• AIM OF THE EXERCISE
Which lines hold the word "氮含量的测定"? Show each of them.

• INPUT DATA
#####

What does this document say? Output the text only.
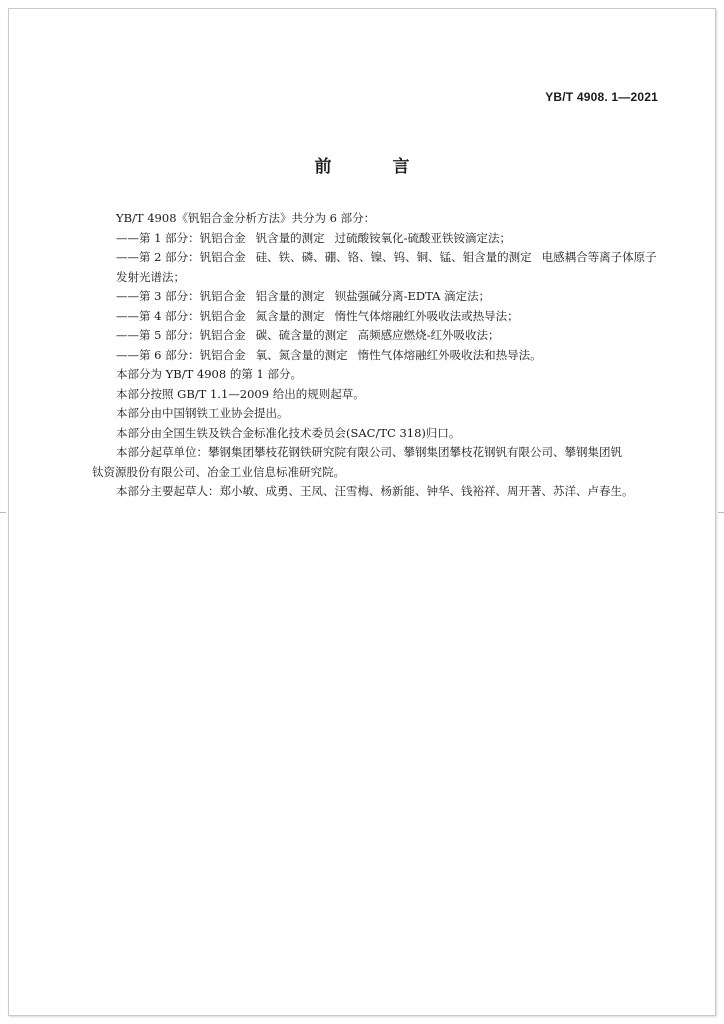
YB/T 4908. 1—2021
前　言

YB/T 4908《钒铝合金分析方法》共分为 6 部分：

——第 1 部分：钒铝合金 钒含量的测定 过硫酸铵氧化-硫酸亚铁铵滴定法；

——第 2 部分：钒铝合金 硅、铁、磷、硼、铬、镍、钨、铜、锰、钼含量的测定 电感耦合等离子体原子

发射光谱法；

——第 3 部分：钒铝合金 铝含量的测定 钡盐强碱分离-EDTA 滴定法；

——第 4 部分：钒铝合金 氮含量的测定 惰性气体熔融红外吸收法或热导法；

——第 5 部分：钒铝合金 碳、硫含量的测定 高频感应燃烧-红外吸收法；

——第 6 部分：钒铝合金 氧、氮含量的测定 惰性气体熔融红外吸收法和热导法。

本部分为 YB/T 4908 的第 1 部分。

本部分按照 GB/T 1.1—2009 给出的规则起草。

本部分由中国钢铁工业协会提出。

本部分由全国生铁及铁合金标准化技术委员会(SAC/TC 318)归口。

本部分起草单位：攀钢集团攀枝花钢铁研究院有限公司、攀钢集团攀枝花钢钒有限公司、攀钢集团钒

钛资源股份有限公司、冶金工业信息标准研究院。

本部分主要起草人：郑小敏、成勇、王凤、汪雪梅、杨新能、钟华、钱裕祥、周开著、苏洋、卢春生。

#####

• TASK RESPONSE
——第 4 部分：钒铝合金 氮含量的测定 惰性气体熔融红外吸收法或热导法；
——第 6 部分：钒铝合金 氧、氮含量的测定 惰性气体熔融红外吸收法和热导法。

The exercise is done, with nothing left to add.